▶ Problem details
Exactly reproduce each record listed below.
Start Records supplied
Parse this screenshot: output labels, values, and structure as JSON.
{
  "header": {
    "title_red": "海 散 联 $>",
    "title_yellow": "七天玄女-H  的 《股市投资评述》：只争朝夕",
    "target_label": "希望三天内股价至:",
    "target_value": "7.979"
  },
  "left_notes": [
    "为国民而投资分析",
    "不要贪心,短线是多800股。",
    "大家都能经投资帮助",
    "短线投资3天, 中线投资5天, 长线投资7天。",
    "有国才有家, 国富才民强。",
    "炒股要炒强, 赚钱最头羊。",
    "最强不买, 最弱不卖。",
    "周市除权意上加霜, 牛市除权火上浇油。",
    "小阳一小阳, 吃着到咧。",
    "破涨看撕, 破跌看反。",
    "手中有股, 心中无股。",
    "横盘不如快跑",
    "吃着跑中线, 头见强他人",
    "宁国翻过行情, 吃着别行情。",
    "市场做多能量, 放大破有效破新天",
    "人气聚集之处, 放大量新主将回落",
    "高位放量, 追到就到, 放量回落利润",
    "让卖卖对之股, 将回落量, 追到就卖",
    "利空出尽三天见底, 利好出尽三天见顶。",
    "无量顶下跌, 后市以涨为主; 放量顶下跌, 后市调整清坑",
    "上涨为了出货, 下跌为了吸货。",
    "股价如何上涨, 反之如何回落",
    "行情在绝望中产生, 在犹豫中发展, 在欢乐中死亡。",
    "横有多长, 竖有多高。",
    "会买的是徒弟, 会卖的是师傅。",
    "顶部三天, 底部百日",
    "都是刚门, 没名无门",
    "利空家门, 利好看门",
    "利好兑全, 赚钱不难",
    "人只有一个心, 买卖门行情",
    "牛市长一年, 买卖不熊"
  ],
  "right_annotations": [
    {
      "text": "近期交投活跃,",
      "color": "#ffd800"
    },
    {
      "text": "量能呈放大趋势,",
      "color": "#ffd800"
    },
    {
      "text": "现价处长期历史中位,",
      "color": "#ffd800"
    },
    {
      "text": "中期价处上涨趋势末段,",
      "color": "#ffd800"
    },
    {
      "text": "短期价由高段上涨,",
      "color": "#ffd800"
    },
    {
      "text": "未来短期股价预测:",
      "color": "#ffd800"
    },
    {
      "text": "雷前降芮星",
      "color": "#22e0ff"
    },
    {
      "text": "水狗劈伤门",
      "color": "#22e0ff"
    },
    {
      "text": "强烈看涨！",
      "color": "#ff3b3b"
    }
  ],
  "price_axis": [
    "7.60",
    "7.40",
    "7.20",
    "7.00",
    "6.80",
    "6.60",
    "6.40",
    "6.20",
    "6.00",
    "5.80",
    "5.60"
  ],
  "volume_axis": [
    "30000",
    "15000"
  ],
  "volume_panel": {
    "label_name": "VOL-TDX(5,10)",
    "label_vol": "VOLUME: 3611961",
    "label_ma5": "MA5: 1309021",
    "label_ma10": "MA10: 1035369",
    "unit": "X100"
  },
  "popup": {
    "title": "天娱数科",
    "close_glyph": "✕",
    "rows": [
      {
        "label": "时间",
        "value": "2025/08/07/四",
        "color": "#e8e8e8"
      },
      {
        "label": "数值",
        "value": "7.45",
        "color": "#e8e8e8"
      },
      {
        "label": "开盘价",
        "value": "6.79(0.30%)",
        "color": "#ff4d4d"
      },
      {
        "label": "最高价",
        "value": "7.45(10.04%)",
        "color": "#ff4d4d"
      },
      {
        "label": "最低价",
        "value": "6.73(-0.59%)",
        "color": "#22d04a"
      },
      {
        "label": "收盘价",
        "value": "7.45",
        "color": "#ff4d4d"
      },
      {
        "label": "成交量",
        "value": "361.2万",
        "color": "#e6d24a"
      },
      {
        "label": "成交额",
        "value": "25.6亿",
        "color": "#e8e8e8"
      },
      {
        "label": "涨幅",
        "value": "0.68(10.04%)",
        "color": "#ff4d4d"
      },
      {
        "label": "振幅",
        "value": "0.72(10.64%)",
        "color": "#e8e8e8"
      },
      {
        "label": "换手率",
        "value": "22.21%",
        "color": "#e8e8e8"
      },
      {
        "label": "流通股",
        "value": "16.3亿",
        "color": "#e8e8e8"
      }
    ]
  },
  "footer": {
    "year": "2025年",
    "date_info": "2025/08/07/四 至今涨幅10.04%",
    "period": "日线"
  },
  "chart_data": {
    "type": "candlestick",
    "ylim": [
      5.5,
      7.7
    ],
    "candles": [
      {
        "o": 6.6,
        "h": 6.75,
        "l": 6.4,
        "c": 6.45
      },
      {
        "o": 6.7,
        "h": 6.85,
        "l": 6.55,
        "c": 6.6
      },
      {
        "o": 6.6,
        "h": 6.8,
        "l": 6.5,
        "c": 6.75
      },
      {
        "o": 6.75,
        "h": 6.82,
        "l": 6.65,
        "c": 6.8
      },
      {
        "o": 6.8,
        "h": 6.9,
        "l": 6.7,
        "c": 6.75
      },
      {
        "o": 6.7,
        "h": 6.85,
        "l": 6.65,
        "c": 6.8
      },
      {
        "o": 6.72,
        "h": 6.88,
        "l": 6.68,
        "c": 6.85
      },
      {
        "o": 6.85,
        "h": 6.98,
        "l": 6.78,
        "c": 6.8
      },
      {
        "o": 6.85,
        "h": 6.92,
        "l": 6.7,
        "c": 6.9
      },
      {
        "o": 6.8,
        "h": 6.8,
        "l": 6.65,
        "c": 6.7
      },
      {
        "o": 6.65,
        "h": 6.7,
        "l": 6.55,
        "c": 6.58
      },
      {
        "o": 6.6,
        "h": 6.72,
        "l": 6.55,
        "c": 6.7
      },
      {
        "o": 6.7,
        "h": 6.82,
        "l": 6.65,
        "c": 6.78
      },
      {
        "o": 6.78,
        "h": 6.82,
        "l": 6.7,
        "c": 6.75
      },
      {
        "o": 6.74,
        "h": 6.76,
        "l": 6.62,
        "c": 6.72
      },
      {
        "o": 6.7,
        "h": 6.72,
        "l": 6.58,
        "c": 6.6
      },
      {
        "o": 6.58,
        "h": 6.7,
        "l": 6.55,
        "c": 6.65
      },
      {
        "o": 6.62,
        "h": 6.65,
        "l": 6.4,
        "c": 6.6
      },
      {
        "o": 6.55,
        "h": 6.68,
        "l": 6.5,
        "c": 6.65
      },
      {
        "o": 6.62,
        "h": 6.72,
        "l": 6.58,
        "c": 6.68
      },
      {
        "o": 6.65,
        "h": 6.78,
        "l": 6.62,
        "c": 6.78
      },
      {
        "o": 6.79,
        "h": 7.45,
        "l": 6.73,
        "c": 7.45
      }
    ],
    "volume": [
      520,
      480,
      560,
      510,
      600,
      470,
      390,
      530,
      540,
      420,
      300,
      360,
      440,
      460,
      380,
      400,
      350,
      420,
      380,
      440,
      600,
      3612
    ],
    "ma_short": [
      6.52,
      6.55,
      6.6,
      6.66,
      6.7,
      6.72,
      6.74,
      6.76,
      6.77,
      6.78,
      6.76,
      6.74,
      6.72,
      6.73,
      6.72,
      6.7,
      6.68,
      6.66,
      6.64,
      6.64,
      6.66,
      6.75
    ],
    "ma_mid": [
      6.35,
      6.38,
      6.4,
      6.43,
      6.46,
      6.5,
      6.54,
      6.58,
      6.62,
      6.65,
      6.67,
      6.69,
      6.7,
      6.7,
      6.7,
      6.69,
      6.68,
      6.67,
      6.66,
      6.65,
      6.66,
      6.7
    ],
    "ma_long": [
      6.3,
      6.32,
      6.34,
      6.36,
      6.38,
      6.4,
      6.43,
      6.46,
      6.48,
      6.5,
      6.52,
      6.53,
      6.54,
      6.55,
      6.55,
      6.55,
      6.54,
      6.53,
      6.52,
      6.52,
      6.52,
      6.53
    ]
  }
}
End Records supplied
▶ Expected answer
Parse this screenshot: output labels, values, and structure as JSON.
{
  "header": {
    "title_red": "海 散 联 $>",
    "title_yellow": "七天玄女-H  的 《股市投资评述》：只争朝夕",
    "target_label": "希望三天内股价至:",
    "target_value": "7.979"
  },
  "left_notes": [
    "为国民而投资分析",
    "不要贪心,短线是多800股。",
    "大家都能经投资帮助",
    "短线投资3天, 中线投资5天, 长线投资7天。",
    "有国才有家, 国富才民强。",
    "炒股要炒强, 赚钱最头羊。",
    "最强不买, 最弱不卖。",
    "周市除权意上加霜, 牛市除权火上浇油。",
    "小阳一小阳, 吃着到咧。",
    "破涨看撕, 破跌看反。",
    "手中有股, 心中无股。",
    "横盘不如快跑",
    "吃着跑中线, 头见强他人",
    "宁国翻过行情, 吃着别行情。",
    "市场做多能量, 放大破有效破新天",
    "人气聚集之处, 放大量新主将回落",
    "高位放量, 追到就到, 放量回落利润",
    "让卖卖对之股, 将回落量, 追到就卖",
    "利空出尽三天见底, 利好出尽三天见顶。",
    "无量顶下跌, 后市以涨为主; 放量顶下跌, 后市调整清坑",
    "上涨为了出货, 下跌为了吸货。",
    "股价如何上涨, 反之如何回落",
    "行情在绝望中产生, 在犹豫中发展, 在欢乐中死亡。",
    "横有多长, 竖有多高。",
    "会买的是徒弟, 会卖的是师傅。",
    "顶部三天, 底部百日",
    "都是刚门, 没名无门",
    "利空家门, 利好看门",
    "利好兑全, 赚钱不难",
    "人只有一个心, 买卖门行情",
    "牛市长一年, 买卖不熊"
  ],
  "right_annotations": [
    {
      "text": "近期交投活跃,",
      "color": "#ffd800"
    },
    {
      "text": "量能呈放大趋势,",
      "color": "#ffd800"
    },
    {
      "text": "现价处长期历史中位,",
      "color": "#ffd800"
    },
    {
      "text": "中期价处上涨趋势末段,",
      "color": "#ffd800"
    },
    {
      "text": "短期价由高段上涨,",
      "color": "#ffd800"
    },
    {
      "text": "未来短期股价预测:",
      "color": "#ffd800"
    },
    {
      "text": "雷前降芮星",
      "color": "#22e0ff"
    },
    {
      "text": "水狗劈伤门",
      "color": "#22e0ff"
    },
    {
      "text": "强烈看涨！",
      "color": "#ff3b3b"
    }
  ],
  "price_axis": [
    "7.60",
    "7.40",
    "7.20",
    "7.00",
    "6.80",
    "6.60",
    "6.40",
    "6.20",
    "6.00",
    "5.80",
    "5.60"
  ],
  "volume_axis": [
    "30000",
    "15000"
  ],
  "volume_panel": {
    "label_name": "VOL-TDX(5,10)",
    "label_vol": "VOLUME: 3611961",
    "label_ma5": "MA5: 1309021",
    "label_ma10": "MA10: 1035369",
    "unit": "X100"
  },
  "popup": {
    "title": "天娱数科",
    "close_glyph": "✕",
    "rows": [
      {
        "label": "时间",
        "value": "2025/08/07/四",
        "color": "#e8e8e8"
      },
      {
        "label": "数值",
        "value": "7.45",
        "color": "#e8e8e8"
      },
      {
        "label": "开盘价",
        "value": "6.79(0.30%)",
        "color": "#ff4d4d"
      },
      {
        "label": "最高价",
        "value": "7.45(10.04%)",
        "color": "#ff4d4d"
      },
      {
        "label": "最低价",
        "value": "6.73(-0.59%)",
        "color": "#22d04a"
      },
      {
        "label": "收盘价",
        "value": "7.45",
        "color": "#ff4d4d"
      },
      {
        "label": "成交量",
        "value": "361.2万",
        "color": "#e6d24a"
      },
      {
        "label": "成交额",
        "value": "25.6亿",
        "color": "#e8e8e8"
      },
      {
        "label": "涨幅",
        "value": "0.68(10.04%)",
        "color": "#ff4d4d"
      },
      {
        "label": "振幅",
        "value": "0.72(10.64%)",
        "color": "#e8e8e8"
      },
      {
        "label": "换手率",
        "value": "22.21%",
        "color": "#e8e8e8"
      },
      {
        "label": "流通股",
        "value": "16.3亿",
        "color": "#e8e8e8"
      }
    ]
  },
  "footer": {
    "year": "2025年",
    "date_info": "2025/08/07/四 至今涨幅10.04%",
    "period": "日线"
  },
  "chart_data": {
    "type": "candlestick",
    "ylim": [
      5.5,
      7.7
    ],
    "candles": [
      {
        "o": 6.6,
        "h": 6.75,
        "l": 6.4,
        "c": 6.45
      },
      {
        "o": 6.7,
        "h": 6.85,
        "l": 6.55,
        "c": 6.6
      },
      {
        "o": 6.6,
        "h": 6.8,
        "l": 6.5,
        "c": 6.75
      },
      {
        "o": 6.75,
        "h": 6.82,
        "l": 6.65,
        "c": 6.8
      },
      {
        "o": 6.8,
        "h": 6.9,
        "l": 6.7,
        "c": 6.75
      },
      {
        "o": 6.7,
        "h": 6.85,
        "l": 6.65,
        "c": 6.8
      },
      {
        "o": 6.72,
        "h": 6.88,
        "l": 6.68,
        "c": 6.85
      },
      {
        "o": 6.85,
        "h": 6.98,
        "l": 6.78,
        "c": 6.8
      },
      {
        "o": 6.85,
        "h": 6.92,
        "l": 6.7,
        "c": 6.9
      },
      {
        "o": 6.8,
        "h": 6.8,
        "l": 6.65,
        "c": 6.7
      },
      {
        "o": 6.65,
        "h": 6.7,
        "l": 6.55,
        "c": 6.58
      },
      {
        "o": 6.6,
        "h": 6.72,
        "l": 6.55,
        "c": 6.7
      },
      {
        "o": 6.7,
        "h": 6.82,
        "l": 6.65,
        "c": 6.78
      },
      {
        "o": 6.78,
        "h": 6.82,
        "l": 6.7,
        "c": 6.75
      },
      {
        "o": 6.74,
        "h": 6.76,
        "l": 6.62,
        "c": 6.72
      },
      {
        "o": 6.7,
        "h": 6.72,
        "l": 6.58,
        "c": 6.6
      },
      {
        "o": 6.58,
        "h": 6.7,
        "l": 6.55,
        "c": 6.65
      },
      {
        "o": 6.62,
        "h": 6.65,
        "l": 6.4,
        "c": 6.6
      },
      {
        "o": 6.55,
        "h": 6.68,
        "l": 6.5,
        "c": 6.65
      },
      {
        "o": 6.62,
        "h": 6.72,
        "l": 6.58,
        "c": 6.68
      },
      {
        "o": 6.65,
        "h": 6.78,
        "l": 6.62,
        "c": 6.78
      },
      {
        "o": 6.79,
        "h": 7.45,
        "l": 6.73,
        "c": 7.45
      }
    ],
    "volume": [
      520,
      480,
      560,
      510,
      600,
      470,
      390,
      530,
      540,
      420,
      300,
      360,
      440,
      460,
      380,
      400,
      350,
      420,
      380,
      440,
      600,
      3612
    ],
    "ma_short": [
      6.52,
      6.55,
      6.6,
      6.66,
      6.7,
      6.72,
      6.74,
      6.76,
      6.77,
      6.78,
      6.76,
      6.74,
      6.72,
      6.73,
      6.72,
      6.7,
      6.68,
      6.66,
      6.64,
      6.64,
      6.66,
      6.75
    ],
    "ma_mid": [
      6.35,
      6.38,
      6.4,
      6.43,
      6.46,
      6.5,
      6.54,
      6.58,
      6.62,
      6.65,
      6.67,
      6.69,
      6.7,
      6.7,
      6.7,
      6.69,
      6.68,
      6.67,
      6.66,
      6.65,
      6.66,
      6.7
    ],
    "ma_long": [
      6.3,
      6.32,
      6.34,
      6.36,
      6.38,
      6.4,
      6.43,
      6.46,
      6.48,
      6.5,
      6.52,
      6.53,
      6.54,
      6.55,
      6.55,
      6.55,
      6.54,
      6.53,
      6.52,
      6.52,
      6.52,
      6.53
    ]
  }
}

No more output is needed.